» **SET PROBLEM**
Copy each line in the data that includes the word "function".

» **MATERIAL FOR THIS TASK**
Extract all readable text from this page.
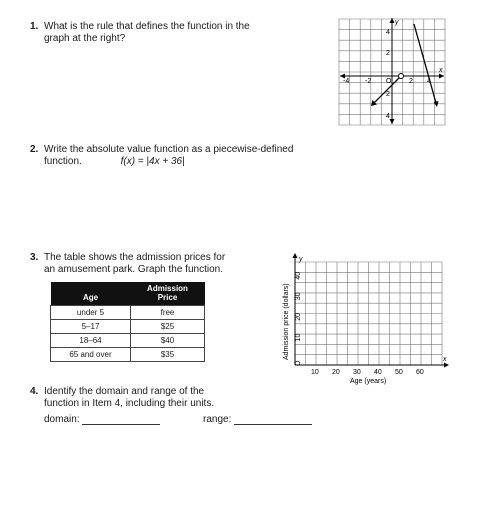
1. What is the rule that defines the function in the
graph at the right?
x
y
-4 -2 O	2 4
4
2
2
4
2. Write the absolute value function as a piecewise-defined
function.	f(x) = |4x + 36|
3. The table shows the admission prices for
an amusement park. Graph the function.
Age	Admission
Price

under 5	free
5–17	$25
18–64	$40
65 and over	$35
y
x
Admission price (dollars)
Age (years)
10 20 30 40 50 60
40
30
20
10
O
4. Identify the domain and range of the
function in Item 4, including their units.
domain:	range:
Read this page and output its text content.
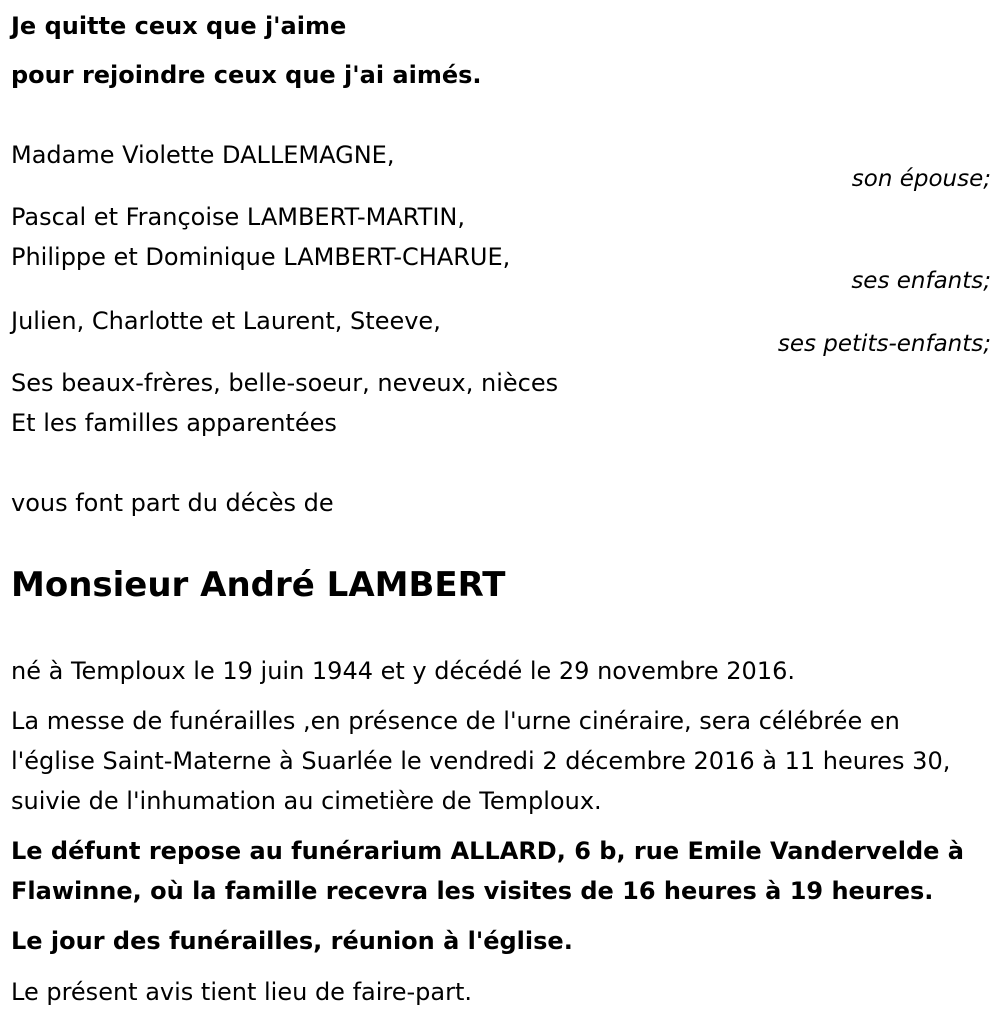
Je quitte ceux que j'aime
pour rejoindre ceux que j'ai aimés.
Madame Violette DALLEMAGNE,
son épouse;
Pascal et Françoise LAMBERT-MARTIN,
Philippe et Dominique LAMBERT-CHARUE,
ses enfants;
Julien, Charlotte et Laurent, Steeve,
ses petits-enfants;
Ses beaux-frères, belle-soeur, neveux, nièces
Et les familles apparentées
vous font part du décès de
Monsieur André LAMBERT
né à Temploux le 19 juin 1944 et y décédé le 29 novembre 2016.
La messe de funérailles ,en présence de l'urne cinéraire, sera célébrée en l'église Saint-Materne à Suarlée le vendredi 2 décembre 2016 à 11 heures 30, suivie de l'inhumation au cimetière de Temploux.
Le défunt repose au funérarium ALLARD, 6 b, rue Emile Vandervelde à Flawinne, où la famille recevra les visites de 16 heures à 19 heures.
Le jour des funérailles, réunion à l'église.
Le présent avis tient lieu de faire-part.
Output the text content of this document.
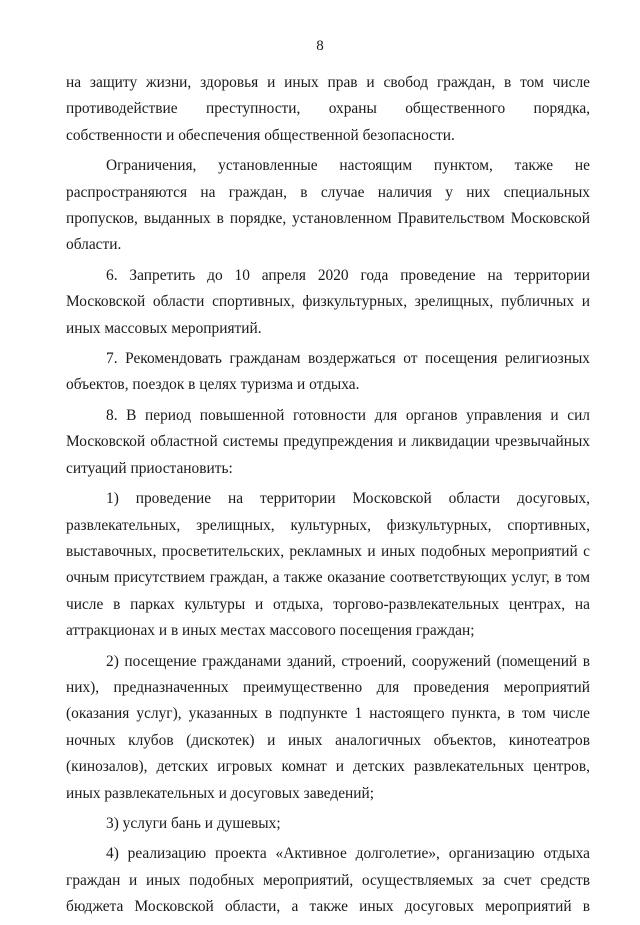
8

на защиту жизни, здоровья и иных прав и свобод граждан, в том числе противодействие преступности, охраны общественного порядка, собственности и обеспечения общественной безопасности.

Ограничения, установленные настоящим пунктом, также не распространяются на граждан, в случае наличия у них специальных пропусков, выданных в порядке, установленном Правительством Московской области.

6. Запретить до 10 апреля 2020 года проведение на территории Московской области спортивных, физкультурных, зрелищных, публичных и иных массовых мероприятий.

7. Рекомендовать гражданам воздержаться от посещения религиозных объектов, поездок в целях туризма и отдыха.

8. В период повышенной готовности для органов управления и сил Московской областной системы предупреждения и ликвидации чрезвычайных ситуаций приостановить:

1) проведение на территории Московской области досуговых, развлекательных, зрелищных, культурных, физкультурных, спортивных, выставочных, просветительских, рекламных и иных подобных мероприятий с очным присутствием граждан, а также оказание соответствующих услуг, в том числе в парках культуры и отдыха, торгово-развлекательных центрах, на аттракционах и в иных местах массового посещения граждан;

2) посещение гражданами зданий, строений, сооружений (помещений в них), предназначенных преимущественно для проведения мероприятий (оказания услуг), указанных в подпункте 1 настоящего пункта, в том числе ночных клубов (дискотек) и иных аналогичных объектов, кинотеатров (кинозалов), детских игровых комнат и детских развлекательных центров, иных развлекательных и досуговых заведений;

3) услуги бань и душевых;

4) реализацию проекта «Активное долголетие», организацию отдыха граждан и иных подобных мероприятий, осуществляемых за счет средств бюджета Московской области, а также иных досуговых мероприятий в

» **ANSWER FOR THE TASK**
1. What is the rule that defines the function in the
2. Write the absolute value function as a piecewise-defined
function.	f(x) = |4x + 36|
an amusement park. Graph the function.
function in Item 4, including their units.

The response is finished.